_Your goal_
Each line of the material must be returned exactly.

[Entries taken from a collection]
────────────────

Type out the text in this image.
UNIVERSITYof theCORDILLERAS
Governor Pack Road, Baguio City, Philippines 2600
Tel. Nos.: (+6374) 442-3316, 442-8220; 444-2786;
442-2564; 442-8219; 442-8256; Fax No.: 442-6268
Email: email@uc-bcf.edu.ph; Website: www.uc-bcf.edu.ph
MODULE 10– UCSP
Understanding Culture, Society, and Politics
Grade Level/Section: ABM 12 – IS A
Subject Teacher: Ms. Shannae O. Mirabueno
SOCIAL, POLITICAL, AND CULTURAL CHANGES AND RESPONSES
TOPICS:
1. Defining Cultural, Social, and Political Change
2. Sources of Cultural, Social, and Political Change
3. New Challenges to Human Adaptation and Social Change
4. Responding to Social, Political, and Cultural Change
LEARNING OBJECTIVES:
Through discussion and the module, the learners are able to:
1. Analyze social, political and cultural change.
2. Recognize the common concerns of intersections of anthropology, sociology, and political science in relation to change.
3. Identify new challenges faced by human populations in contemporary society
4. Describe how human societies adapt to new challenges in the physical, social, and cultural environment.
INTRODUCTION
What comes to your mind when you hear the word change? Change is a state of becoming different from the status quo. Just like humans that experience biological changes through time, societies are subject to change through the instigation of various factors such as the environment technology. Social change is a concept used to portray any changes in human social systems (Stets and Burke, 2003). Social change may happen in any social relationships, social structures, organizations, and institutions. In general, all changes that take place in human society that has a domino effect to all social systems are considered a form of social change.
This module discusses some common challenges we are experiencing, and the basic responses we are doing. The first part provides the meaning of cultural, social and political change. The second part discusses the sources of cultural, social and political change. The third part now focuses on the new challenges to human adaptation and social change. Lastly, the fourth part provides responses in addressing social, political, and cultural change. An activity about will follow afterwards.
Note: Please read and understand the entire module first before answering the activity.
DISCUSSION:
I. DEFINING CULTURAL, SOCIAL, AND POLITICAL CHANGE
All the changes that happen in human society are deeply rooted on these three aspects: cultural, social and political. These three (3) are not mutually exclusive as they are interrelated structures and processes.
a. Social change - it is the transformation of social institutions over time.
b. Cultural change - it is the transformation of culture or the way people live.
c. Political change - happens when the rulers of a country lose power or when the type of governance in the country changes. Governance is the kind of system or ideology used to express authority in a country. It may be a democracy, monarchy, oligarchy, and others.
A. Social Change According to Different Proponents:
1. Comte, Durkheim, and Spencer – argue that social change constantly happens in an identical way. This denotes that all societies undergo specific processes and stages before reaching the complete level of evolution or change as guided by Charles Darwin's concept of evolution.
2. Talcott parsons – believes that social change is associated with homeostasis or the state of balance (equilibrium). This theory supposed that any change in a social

────────────────

_Written answer_
Type out the text in this image.
UNIVERSITYof theCORDILLERAS
Governor Pack Road, Baguio City, Philippines 2600
Tel. Nos.: (+6374) 442-3316, 442-8220; 444-2786;
442-2564; 442-8219; 442-8256; Fax No.: 442-6268
Email: email@uc-bcf.edu.ph; Website: www.uc-bcf.edu.ph
MODULE 10– UCSP
Understanding Culture, Society, and Politics
Grade Level/Section: ABM 12 – IS A
Subject Teacher: Ms. Shannae O. Mirabueno
SOCIAL, POLITICAL, AND CULTURAL CHANGES AND RESPONSES
TOPICS:
1. Defining Cultural, Social, and Political Change
2. Sources of Cultural, Social, and Political Change
3. New Challenges to Human Adaptation and Social Change
4. Responding to Social, Political, and Cultural Change
LEARNING OBJECTIVES:
Through discussion and the module, the learners are able to:
1. Analyze social, political and cultural change.
2. Recognize the common concerns of intersections of anthropology, sociology, and political science in relation to change.
3. Identify new challenges faced by human populations in contemporary society
4. Describe how human societies adapt to new challenges in the physical, social, and cultural environment.
INTRODUCTION
What comes to your mind when you hear the word change? Change is a state of becoming different from the status quo. Just like humans that experience biological changes through time, societies are subject to change through the instigation of various factors such as the environment technology. Social change is a concept used to portray any changes in human social systems (Stets and Burke, 2003). Social change may happen in any social relationships, social structures, organizations, and institutions. In general, all changes that take place in human society that has a domino effect to all social systems are considered a form of social change.
This module discusses some common challenges we are experiencing, and the basic responses we are doing. The first part provides the meaning of cultural, social and political change. The second part discusses the sources of cultural, social and political change. The third part now focuses on the new challenges to human adaptation and social change. Lastly, the fourth part provides responses in addressing social, political, and cultural change. An activity about will follow afterwards.
Note: Please read and understand the entire module first before answering the activity.
DISCUSSION:
I. DEFINING CULTURAL, SOCIAL, AND POLITICAL CHANGE
All the changes that happen in human society are deeply rooted on these three aspects: cultural, social and political. These three (3) are not mutually exclusive as they are interrelated structures and processes.
a. Social change - it is the transformation of social institutions over time.
b. Cultural change - it is the transformation of culture or the way people live.
c. Political change - happens when the rulers of a country lose power or when the type of governance in the country changes. Governance is the kind of system or ideology used to express authority in a country. It may be a democracy, monarchy, oligarchy, and others.
A. Social Change According to Different Proponents:
1. Comte, Durkheim, and Spencer – argue that social change constantly happens in an identical way. This denotes that all societies undergo specific processes and stages before reaching the complete level of evolution or change as guided by Charles Darwin's concept of evolution.
2. Talcott parsons – believes that social change is associated with homeostasis or the state of balance (equilibrium). This theory supposed that any change in a social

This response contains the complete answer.